[Saved data entries]

:::::

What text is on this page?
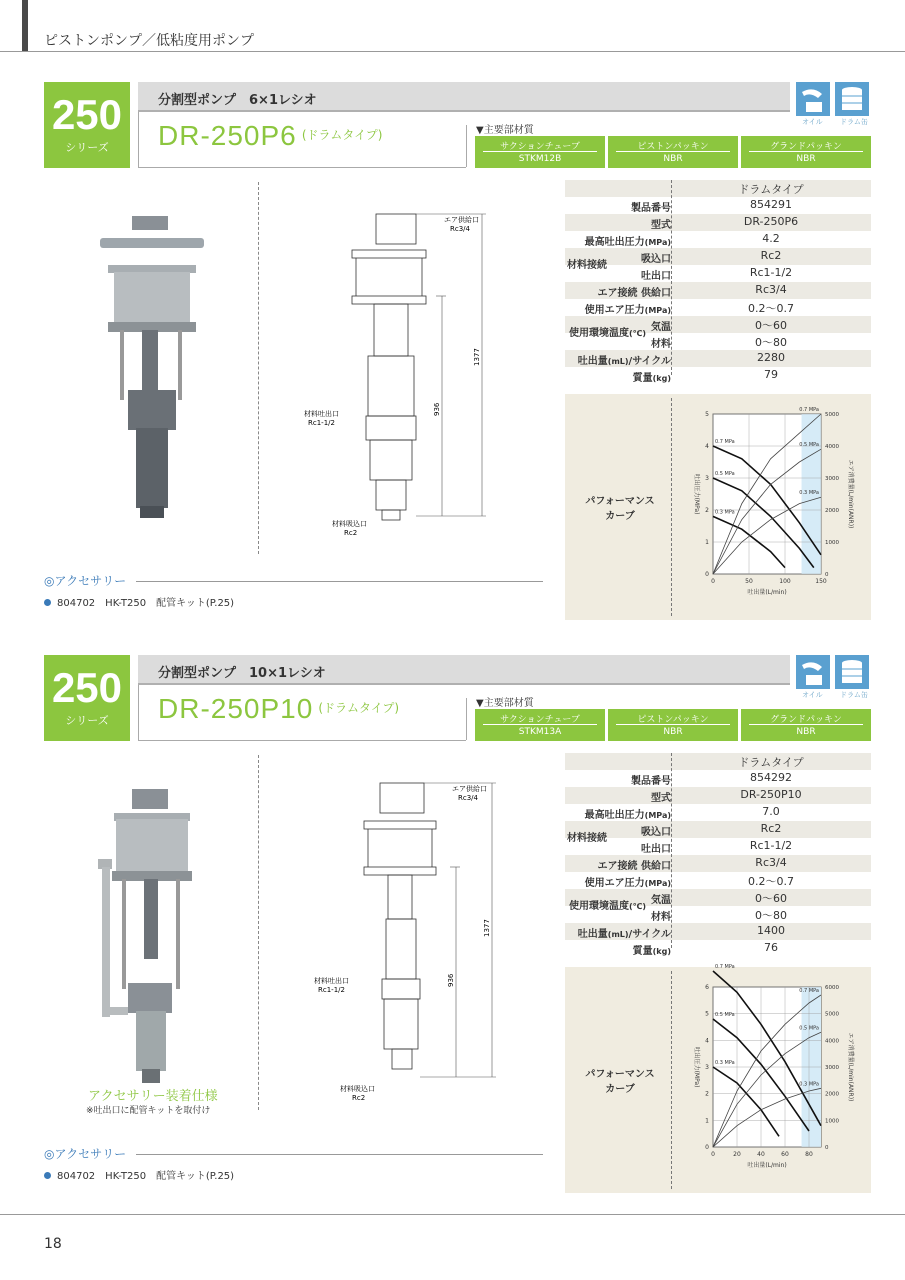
ピストンポンプ／低粘度用ポンプ
250
シリーズ
分割型ポンプ　6×1レシオ
DR-250P6 $^{(ドラムタイプ)}$
オイル ドラム缶
▼主要部材質
サクションチューブ
STKM12B
ピストンパッキン
NBR
グランドパッキン
NBR
1377
936
エア供給口
Rc3/4
材料吐出口
Rc1-1/2
材料吸込口
Rc2
ドラムタイプ
製品番号	854291
型式	DR-250P6
最高吐出圧力(MPa)	4.2
吸込口	Rc2
吐出口	Rc1-1/2
エア接続 供給口	Rc3/4
使用エア圧力(MPa)	0.2〜0.7
気温	0〜60
材料	0〜80
吐出量(mL)/サイクル	2280
質量(kg)	79
材料接続
使用環境温度(℃)
パフォーマンス
カーブ
0
1
2
3
4
5
0
1000
2000
3000
4000
5000
0	50	100	150
吐出量(L/min)
吐出圧力(MPa)	エア消費量(L/min(ANR))
0.7 MPa
0.5 MPa
0.3 MPa
0.7 MPa
0.5 MPa
0.3 MPa
◎アクセサリー
804702　HK-T250　配管キット(P.25)
250
シリーズ
分割型ポンプ　10×1レシオ
DR-250P10 $^{(ドラムタイプ)}$
オイル ドラム缶
▼主要部材質
サクションチューブ
STKM13A
ピストンパッキン
NBR
グランドパッキン
NBR
アクセサリー装着仕様
※吐出口に配管キットを取付け
1377
936
エア供給口
Rc3/4
材料吐出口
Rc1-1/2
材料吸込口
Rc2
ドラムタイプ
製品番号	854292
型式	DR-250P10
最高吐出圧力(MPa)	7.0
吸込口	Rc2
吐出口	Rc1-1/2
エア接続 供給口	Rc3/4
使用エア圧力(MPa)	0.2〜0.7
気温	0〜60
材料	0〜80
吐出量(mL)/サイクル	1400
質量(kg)	76
材料接続
使用環境温度(℃)
パフォーマンス
カーブ
0
1
2
3
4
5
6
0
1000
2000
3000
4000
5000
6000
0	20	40	60	80
吐出量(L/min)
吐出圧力(MPa)	エア消費量(L/min(ANR))
0.7 MPa
0.5 MPa
0.3 MPa
0.7 MPa
0.5 MPa
0.3 MPa
◎アクセサリー
804702　HK-T250　配管キット(P.25)
18
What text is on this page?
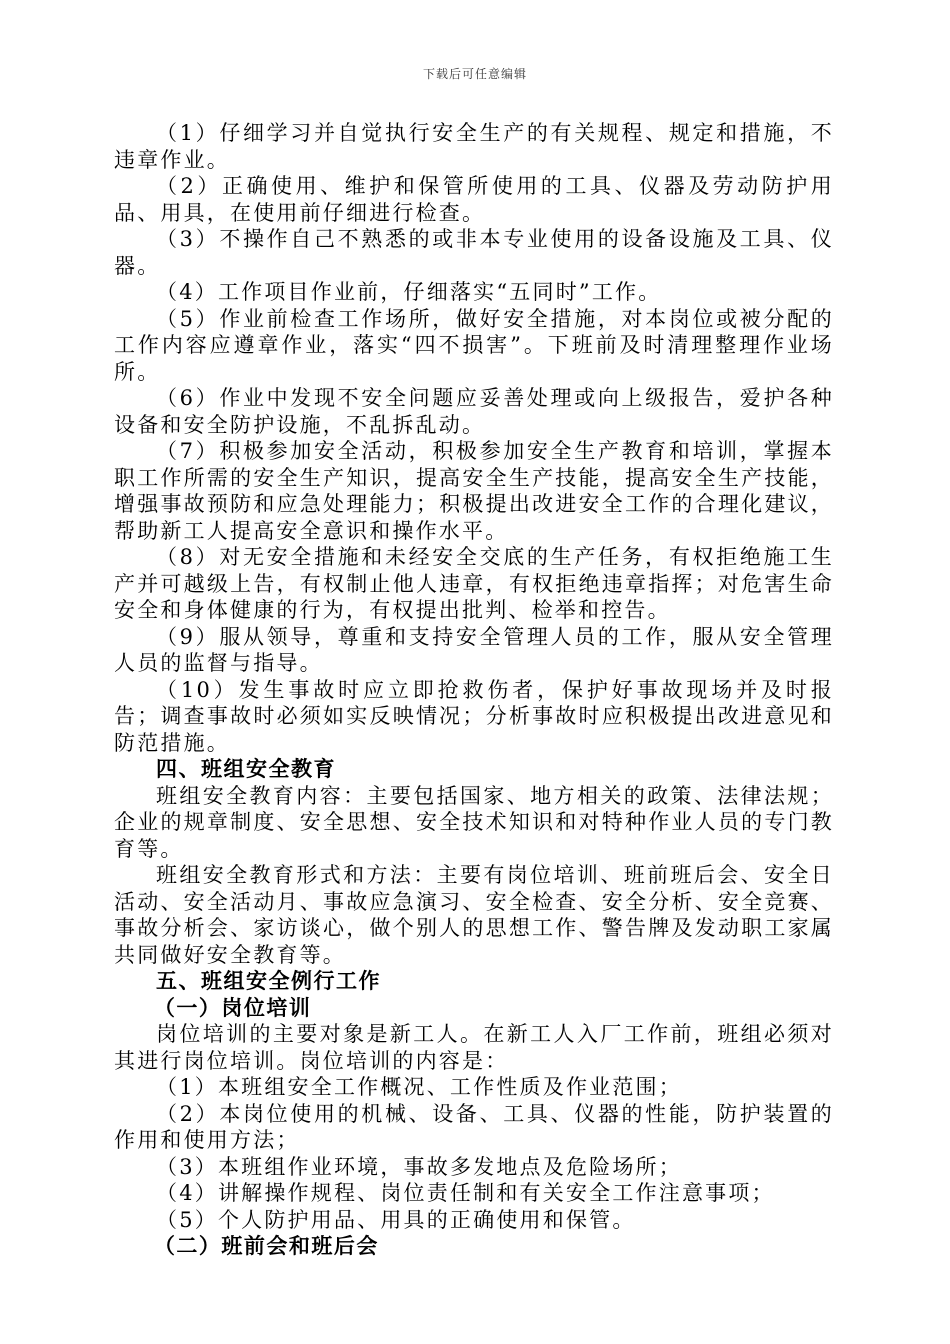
下载后可任意编辑

（1）仔细学习并自觉执行安全生产的有关规程、规定和措施，不违章作业。

（2）正确使用、维护和保管所使用的工具、仪器及劳动防护用品、用具，在使用前仔细进行检查。

（3）不操作自己不熟悉的或非本专业使用的设备设施及工具、仪器。

（4）工作项目作业前，仔细落实“五同时”工作。

（5）作业前检查工作场所，做好安全措施，对本岗位或被分配的工作内容应遵章作业，落实“四不损害”。下班前及时清理整理作业场所。

（6）作业中发现不安全问题应妥善处理或向上级报告，爱护各种设备和安全防护设施，不乱拆乱动。

（7）积极参加安全活动，积极参加安全生产教育和培训，掌握本职工作所需的安全生产知识，提高安全生产技能，提高安全生产技能，增强事故预防和应急处理能力；积极提出改进安全工作的合理化建议，帮助新工人提高安全意识和操作水平。

（8）对无安全措施和未经安全交底的生产任务，有权拒绝施工生产并可越级上告，有权制止他人违章，有权拒绝违章指挥；对危害生命安全和身体健康的行为，有权提出批判、检举和控告。

（9）服从领导，尊重和支持安全管理人员的工作，服从安全管理人员的监督与指导。

（10）发生事故时应立即抢救伤者，保护好事故现场并及时报告；调查事故时必须如实反映情况；分析事故时应积极提出改进意见和防范措施。

四、班组安全教育

班组安全教育内容：主要包括国家、地方相关的政策、法律法规；企业的规章制度、安全思想、安全技术知识和对特种作业人员的专门教育等。

班组安全教育形式和方法：主要有岗位培训、班前班后会、安全日活动、安全活动月、事故应急演习、安全检查、安全分析、安全竞赛、事故分析会、家访谈心，做个别人的思想工作、警告牌及发动职工家属共同做好安全教育等。

五、班组安全例行工作

（一）岗位培训

岗位培训的主要对象是新工人。在新工人入厂工作前，班组必须对其进行岗位培训。岗位培训的内容是：

（1）本班组安全工作概况、工作性质及作业范围；

（2）本岗位使用的机械、设备、工具、仪器的性能，防护装置的作用和使用方法；

（3）本班组作业环境，事故多发地点及危险场所；

（4）讲解操作规程、岗位责任制和有关安全工作注意事项；

（5）个人防护用品、用具的正确使用和保管。

（二）班前会和班后会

:::::

#### [WORK INSTRUCTIONS]
Give back all entries exactly. No pictures belong in the copy.

#### [FULL ANSWER]
What text is on this page?
ピストンポンプ／低粘度用ポンプ
250
シリーズ
分割型ポンプ　6×1レシオ
DR-250P6 $^{(ドラムタイプ)}$
オイル ドラム缶
▼主要部材質
サクションチューブ
STKM12B
ピストンパッキン
NBR
グランドパッキン
NBR
1377
936
エア供給口
Rc3/4
材料吐出口
Rc1-1/2
材料吸込口
Rc2
ドラムタイプ
製品番号	854291
型式	DR-250P6
最高吐出圧力(MPa)	4.2
吸込口	Rc2
吐出口	Rc1-1/2
エア接続 供給口	Rc3/4
使用エア圧力(MPa)	0.2〜0.7
気温	0〜60
材料	0〜80
吐出量(mL)/サイクル	2280
質量(kg)	79
材料接続
使用環境温度(℃)
パフォーマンス
カーブ
0
1
2
3
4
5
0
1000
2000
3000
4000
5000
0	50	100	150
吐出量(L/min)
吐出圧力(MPa)	エア消費量(L/min(ANR))
0.7 MPa
0.5 MPa
0.3 MPa
0.7 MPa
0.5 MPa
0.3 MPa
◎アクセサリー
804702　HK-T250　配管キット(P.25)
250
シリーズ
分割型ポンプ　10×1レシオ
DR-250P10 $^{(ドラムタイプ)}$
オイル ドラム缶
▼主要部材質
サクションチューブ
STKM13A
ピストンパッキン
NBR
グランドパッキン
NBR
アクセサリー装着仕様
※吐出口に配管キットを取付け
1377
936
エア供給口
Rc3/4
材料吐出口
Rc1-1/2
材料吸込口
Rc2
ドラムタイプ
製品番号	854292
型式	DR-250P10
最高吐出圧力(MPa)	7.0
吸込口	Rc2
吐出口	Rc1-1/2
エア接続 供給口	Rc3/4
使用エア圧力(MPa)	0.2〜0.7
気温	0〜60
材料	0〜80
吐出量(mL)/サイクル	1400
質量(kg)	76
材料接続
使用環境温度(℃)
パフォーマンス
カーブ
0
1
2
3
4
5
6
0
1000
2000
3000
4000
5000
6000
0	20	40	60	80
吐出量(L/min)
吐出圧力(MPa)	エア消費量(L/min(ANR))
0.7 MPa
0.5 MPa
0.3 MPa
0.7 MPa
0.5 MPa
0.3 MPa
◎アクセサリー
804702　HK-T250　配管キット(P.25)
18
What text is on this page?
下载后可任意编辑

（1）仔细学习并自觉执行安全生产的有关规程、规定和措施，不违章作业。

（2）正确使用、维护和保管所使用的工具、仪器及劳动防护用品、用具，在使用前仔细进行检查。

（3）不操作自己不熟悉的或非本专业使用的设备设施及工具、仪器。

（4）工作项目作业前，仔细落实“五同时”工作。

（5）作业前检查工作场所，做好安全措施，对本岗位或被分配的工作内容应遵章作业，落实“四不损害”。下班前及时清理整理作业场所。

（6）作业中发现不安全问题应妥善处理或向上级报告，爱护各种设备和安全防护设施，不乱拆乱动。

（7）积极参加安全活动，积极参加安全生产教育和培训，掌握本职工作所需的安全生产知识，提高安全生产技能，提高安全生产技能，增强事故预防和应急处理能力；积极提出改进安全工作的合理化建议，帮助新工人提高安全意识和操作水平。

（8）对无安全措施和未经安全交底的生产任务，有权拒绝施工生产并可越级上告，有权制止他人违章，有权拒绝违章指挥；对危害生命安全和身体健康的行为，有权提出批判、检举和控告。

（9）服从领导，尊重和支持安全管理人员的工作，服从安全管理人员的监督与指导。

（10）发生事故时应立即抢救伤者，保护好事故现场并及时报告；调查事故时必须如实反映情况；分析事故时应积极提出改进意见和防范措施。

四、班组安全教育

班组安全教育内容：主要包括国家、地方相关的政策、法律法规；企业的规章制度、安全思想、安全技术知识和对特种作业人员的专门教育等。

班组安全教育形式和方法：主要有岗位培训、班前班后会、安全日活动、安全活动月、事故应急演习、安全检查、安全分析、安全竞赛、事故分析会、家访谈心，做个别人的思想工作、警告牌及发动职工家属共同做好安全教育等。

五、班组安全例行工作

（一）岗位培训

岗位培训的主要对象是新工人。在新工人入厂工作前，班组必须对其进行岗位培训。岗位培训的内容是：

（1）本班组安全工作概况、工作性质及作业范围；

（2）本岗位使用的机械、设备、工具、仪器的性能，防护装置的作用和使用方法；

（3）本班组作业环境，事故多发地点及危险场所；

（4）讲解操作规程、岗位责任制和有关安全工作注意事项；

（5）个人防护用品、用具的正确使用和保管。

（二）班前会和班后会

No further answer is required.